**The task**
Return the number of lines that contain the word "Ensured", and return nothing else.
## Begin
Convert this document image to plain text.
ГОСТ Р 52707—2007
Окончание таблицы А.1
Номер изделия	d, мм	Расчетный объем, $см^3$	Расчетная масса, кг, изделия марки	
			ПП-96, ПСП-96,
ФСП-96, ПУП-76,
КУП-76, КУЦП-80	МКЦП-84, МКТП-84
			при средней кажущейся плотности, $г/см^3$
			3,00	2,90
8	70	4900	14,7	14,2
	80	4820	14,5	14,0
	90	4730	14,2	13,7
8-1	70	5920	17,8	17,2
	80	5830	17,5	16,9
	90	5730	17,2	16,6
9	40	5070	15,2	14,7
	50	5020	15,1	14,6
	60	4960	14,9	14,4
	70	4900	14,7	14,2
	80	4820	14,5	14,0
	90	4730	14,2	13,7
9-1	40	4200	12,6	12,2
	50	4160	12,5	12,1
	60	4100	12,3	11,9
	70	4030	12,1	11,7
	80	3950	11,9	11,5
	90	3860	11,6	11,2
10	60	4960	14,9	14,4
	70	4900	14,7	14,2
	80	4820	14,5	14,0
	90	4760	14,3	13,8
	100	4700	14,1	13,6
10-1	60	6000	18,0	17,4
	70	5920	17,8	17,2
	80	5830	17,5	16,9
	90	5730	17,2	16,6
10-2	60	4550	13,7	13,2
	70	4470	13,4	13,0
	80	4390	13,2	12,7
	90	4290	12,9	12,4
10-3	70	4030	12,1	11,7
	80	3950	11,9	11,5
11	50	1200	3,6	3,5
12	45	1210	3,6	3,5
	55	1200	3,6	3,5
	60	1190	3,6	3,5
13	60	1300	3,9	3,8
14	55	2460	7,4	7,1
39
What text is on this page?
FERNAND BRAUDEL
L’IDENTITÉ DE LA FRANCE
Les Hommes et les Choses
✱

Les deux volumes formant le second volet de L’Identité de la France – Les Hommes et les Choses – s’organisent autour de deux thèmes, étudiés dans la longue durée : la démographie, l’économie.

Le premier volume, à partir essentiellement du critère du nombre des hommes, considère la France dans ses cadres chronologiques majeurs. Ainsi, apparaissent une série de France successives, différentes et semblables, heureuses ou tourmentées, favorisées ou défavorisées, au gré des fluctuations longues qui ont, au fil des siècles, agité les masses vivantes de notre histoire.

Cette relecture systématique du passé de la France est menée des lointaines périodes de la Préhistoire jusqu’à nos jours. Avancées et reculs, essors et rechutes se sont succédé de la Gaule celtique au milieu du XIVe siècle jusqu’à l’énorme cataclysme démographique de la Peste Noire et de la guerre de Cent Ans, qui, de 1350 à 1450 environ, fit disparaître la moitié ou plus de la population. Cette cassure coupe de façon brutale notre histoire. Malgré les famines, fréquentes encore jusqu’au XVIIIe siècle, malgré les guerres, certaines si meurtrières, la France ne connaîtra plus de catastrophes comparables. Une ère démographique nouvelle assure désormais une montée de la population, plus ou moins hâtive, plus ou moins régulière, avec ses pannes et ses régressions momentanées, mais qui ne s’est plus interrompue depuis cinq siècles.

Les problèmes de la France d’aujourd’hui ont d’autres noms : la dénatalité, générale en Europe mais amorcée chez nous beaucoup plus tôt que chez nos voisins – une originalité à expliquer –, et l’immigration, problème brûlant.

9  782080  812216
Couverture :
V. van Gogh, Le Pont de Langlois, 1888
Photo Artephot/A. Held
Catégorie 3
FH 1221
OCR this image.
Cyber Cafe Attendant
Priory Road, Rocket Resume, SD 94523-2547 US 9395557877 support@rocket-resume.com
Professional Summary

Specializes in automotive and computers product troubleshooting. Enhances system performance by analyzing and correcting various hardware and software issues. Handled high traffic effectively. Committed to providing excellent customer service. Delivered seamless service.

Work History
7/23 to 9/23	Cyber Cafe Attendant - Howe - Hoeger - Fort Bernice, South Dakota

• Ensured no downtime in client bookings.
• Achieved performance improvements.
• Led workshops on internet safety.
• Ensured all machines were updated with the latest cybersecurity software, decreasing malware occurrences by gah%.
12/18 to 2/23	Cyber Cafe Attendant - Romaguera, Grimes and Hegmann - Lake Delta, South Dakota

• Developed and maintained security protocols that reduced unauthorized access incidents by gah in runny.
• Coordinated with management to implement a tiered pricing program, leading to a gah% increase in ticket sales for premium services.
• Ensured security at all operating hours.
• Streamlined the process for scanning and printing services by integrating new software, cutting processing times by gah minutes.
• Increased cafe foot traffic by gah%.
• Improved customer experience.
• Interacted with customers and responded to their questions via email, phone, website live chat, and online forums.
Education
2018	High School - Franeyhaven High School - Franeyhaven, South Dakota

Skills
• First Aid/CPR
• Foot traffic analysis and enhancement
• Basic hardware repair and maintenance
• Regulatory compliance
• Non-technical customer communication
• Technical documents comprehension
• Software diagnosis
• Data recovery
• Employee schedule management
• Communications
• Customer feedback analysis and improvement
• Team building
## End
**Output below**
3